Dataset records
###
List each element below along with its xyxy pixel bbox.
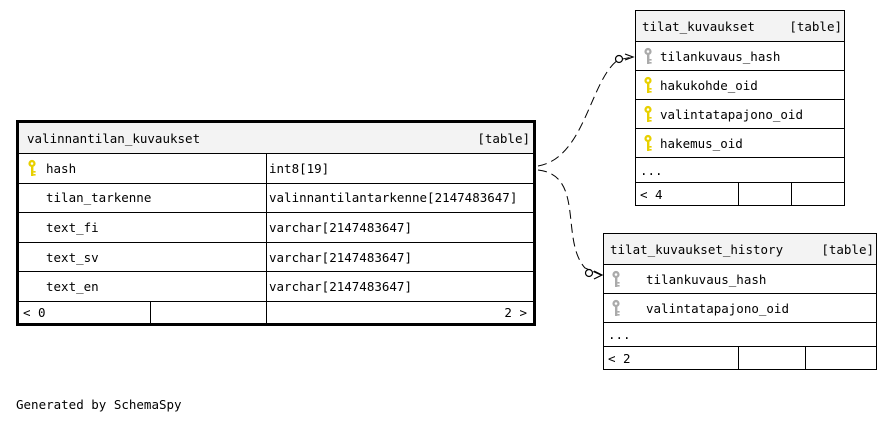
column-row-valintatapajono-oid[interactable]: valintatapajono_oid [636, 99, 844, 128]
column-type: varchar[2147483647] [269, 279, 412, 295]
column-type: varchar[2147483647] [269, 219, 412, 235]
column-name: tilankuvaus_hash [660, 48, 781, 64]
column-row-text-fi[interactable]: text_fi varchar[2147483647] [19, 212, 533, 242]
column-row-tilankuvaus-hash[interactable]: tilankuvaus_hash [636, 41, 844, 70]
column-type: varchar[2147483647] [269, 249, 412, 265]
column-row-hakukohde-oid[interactable]: hakukohde_oid [636, 70, 844, 99]
table-header: tilat_kuvaukset [table] [636, 11, 844, 41]
table-kind: [table] [477, 130, 530, 146]
column-row-hash[interactable]: hash int8[19] [19, 153, 533, 183]
table-footer: < 0 2 > [19, 301, 533, 323]
primary-key-icon [643, 105, 655, 123]
crowfoot-tilat [624, 53, 635, 61]
column-name: tilankuvaus_hash [646, 271, 767, 287]
crowfoot-history [593, 270, 604, 280]
footer-left: < 0 [23, 305, 46, 320]
foreign-key-icon [611, 270, 623, 288]
footer-left: < 4 [640, 186, 663, 202]
column-name: text_en [46, 279, 99, 295]
table-name: tilat_kuvaukset_history [610, 241, 784, 257]
column-row-text-sv[interactable]: text_sv varchar[2147483647] [19, 241, 533, 272]
more-indicator: ... [640, 162, 663, 178]
table-valinnantilan-kuvaukset[interactable]: valinnantilan_kuvaukset [table] hash int8… [16, 120, 536, 326]
column-row-text-en[interactable]: text_en varchar[2147483647] [19, 271, 533, 301]
more-indicator: ... [608, 327, 631, 342]
footer-left: < 2 [608, 350, 631, 366]
more-row: ... [636, 157, 844, 182]
footer-right: 2 > [504, 305, 527, 320]
table-tilat-kuvaukset-history[interactable]: tilat_kuvaukset_history [table] tilankuv… [603, 233, 877, 370]
foreign-key-icon [611, 299, 623, 317]
table-footer: < 4 [636, 182, 844, 205]
column-name: text_fi [46, 219, 99, 235]
column-row-valintatapajono-oid[interactable]: valintatapajono_oid [604, 293, 876, 322]
zero-marker-history [584, 268, 594, 278]
primary-key-icon [643, 76, 655, 94]
table-kind: [table] [821, 241, 874, 257]
column-row-tilan-tarkenne[interactable]: tilan_tarkenne valinnantilantarkenne[2147… [19, 182, 533, 213]
table-tilat-kuvaukset[interactable]: tilat_kuvaukset [table] tilankuvaus_hash… [635, 10, 845, 206]
column-name: valintatapajono_oid [646, 300, 789, 316]
relationship-line-history [537, 169, 602, 276]
column-row-hakemus-oid[interactable]: hakemus_oid [636, 128, 844, 157]
primary-key-icon [643, 134, 655, 152]
column-name: valintatapajono_oid [660, 106, 803, 122]
column-name: hash [46, 160, 77, 176]
table-footer: < 2 [604, 346, 876, 369]
column-row-tilankuvaus-hash[interactable]: tilankuvaus_hash [604, 264, 876, 293]
column-type: int8[19] [269, 160, 330, 176]
column-name: hakukohde_oid [660, 77, 758, 93]
table-name: valinnantilan_kuvaukset [27, 130, 201, 146]
zero-marker-tilat [614, 54, 624, 64]
more-row: ... [604, 322, 876, 346]
primary-key-icon [27, 159, 39, 177]
foreign-key-icon [643, 47, 655, 65]
table-name: tilat_kuvaukset [642, 18, 755, 34]
column-name: tilan_tarkenne [46, 190, 152, 206]
relationship-line-tilat [537, 56, 633, 167]
column-name: text_sv [46, 249, 99, 265]
table-header: valinnantilan_kuvaukset [table] [19, 123, 533, 153]
generated-by-label: Generated by SchemaSpy [16, 397, 182, 412]
column-type: valinnantilantarkenne[2147483647] [269, 190, 518, 206]
table-kind: [table] [789, 18, 842, 34]
table-header: tilat_kuvaukset_history [table] [604, 234, 876, 264]
column-name: hakemus_oid [660, 135, 743, 151]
###
Switch every "primary-key-icon" in the data to "pk-icon" and give all the lines again, with nothing else changed and the pictures left out.

WRITTEN REPLY:
List each element below along with its xyxy pixel bbox.
column-row-valintatapajono-oid[interactable]: valintatapajono_oid [636, 99, 844, 128]
column-type: varchar[2147483647] [269, 279, 412, 295]
column-type: varchar[2147483647] [269, 219, 412, 235]
column-name: tilankuvaus_hash [660, 48, 781, 64]
column-row-text-fi[interactable]: text_fi varchar[2147483647] [19, 212, 533, 242]
column-row-tilankuvaus-hash[interactable]: tilankuvaus_hash [636, 41, 844, 70]
column-type: varchar[2147483647] [269, 249, 412, 265]
column-row-hakukohde-oid[interactable]: hakukohde_oid [636, 70, 844, 99]
table-header: tilat_kuvaukset [table] [636, 11, 844, 41]
table-kind: [table] [477, 130, 530, 146]
column-row-hash[interactable]: hash int8[19] [19, 153, 533, 183]
table-footer: < 0 2 > [19, 301, 533, 323]
pk-icon [643, 105, 655, 123]
crowfoot-tilat [624, 53, 635, 61]
column-name: tilankuvaus_hash [646, 271, 767, 287]
crowfoot-history [593, 270, 604, 280]
footer-left: < 0 [23, 305, 46, 320]
foreign-key-icon [611, 270, 623, 288]
footer-left: < 4 [640, 186, 663, 202]
column-name: text_en [46, 279, 99, 295]
table-name: tilat_kuvaukset_history [610, 241, 784, 257]
column-row-text-sv[interactable]: text_sv varchar[2147483647] [19, 241, 533, 272]
more-indicator: ... [640, 162, 663, 178]
table-valinnantilan-kuvaukset[interactable]: valinnantilan_kuvaukset [table] hash int8… [16, 120, 536, 326]
column-row-text-en[interactable]: text_en varchar[2147483647] [19, 271, 533, 301]
more-indicator: ... [608, 327, 631, 342]
footer-left: < 2 [608, 350, 631, 366]
more-row: ... [636, 157, 844, 182]
footer-right: 2 > [504, 305, 527, 320]
table-tilat-kuvaukset-history[interactable]: tilat_kuvaukset_history [table] tilankuv… [603, 233, 877, 370]
foreign-key-icon [611, 299, 623, 317]
table-footer: < 4 [636, 182, 844, 205]
column-name: text_fi [46, 219, 99, 235]
column-row-valintatapajono-oid[interactable]: valintatapajono_oid [604, 293, 876, 322]
zero-marker-history [584, 268, 594, 278]
pk-icon [643, 76, 655, 94]
table-kind: [table] [821, 241, 874, 257]
column-row-tilan-tarkenne[interactable]: tilan_tarkenne valinnantilantarkenne[2147… [19, 182, 533, 213]
table-tilat-kuvaukset[interactable]: tilat_kuvaukset [table] tilankuvaus_hash… [635, 10, 845, 206]
column-name: valintatapajono_oid [646, 300, 789, 316]
relationship-line-history [537, 169, 602, 276]
column-row-hakemus-oid[interactable]: hakemus_oid [636, 128, 844, 157]
pk-icon [643, 134, 655, 152]
column-name: valintatapajono_oid [660, 106, 803, 122]
column-name: hash [46, 160, 77, 176]
table-footer: < 2 [604, 346, 876, 369]
column-row-tilankuvaus-hash[interactable]: tilankuvaus_hash [604, 264, 876, 293]
column-type: int8[19] [269, 160, 330, 176]
column-name: hakukohde_oid [660, 77, 758, 93]
table-name: valinnantilan_kuvaukset [27, 130, 201, 146]
zero-marker-tilat [614, 54, 624, 64]
more-row: ... [604, 322, 876, 346]
pk-icon [27, 159, 39, 177]
foreign-key-icon [643, 47, 655, 65]
table-name: tilat_kuvaukset [642, 18, 755, 34]
column-name: tilan_tarkenne [46, 190, 152, 206]
relationship-line-tilat [537, 56, 633, 167]
column-name: text_sv [46, 249, 99, 265]
table-header: valinnantilan_kuvaukset [table] [19, 123, 533, 153]
generated-by-label: Generated by SchemaSpy [16, 397, 182, 412]
column-type: valinnantilantarkenne[2147483647] [269, 190, 518, 206]
table-kind: [table] [789, 18, 842, 34]
table-header: tilat_kuvaukset_history [table] [604, 234, 876, 264]
column-name: hakemus_oid [660, 135, 743, 151]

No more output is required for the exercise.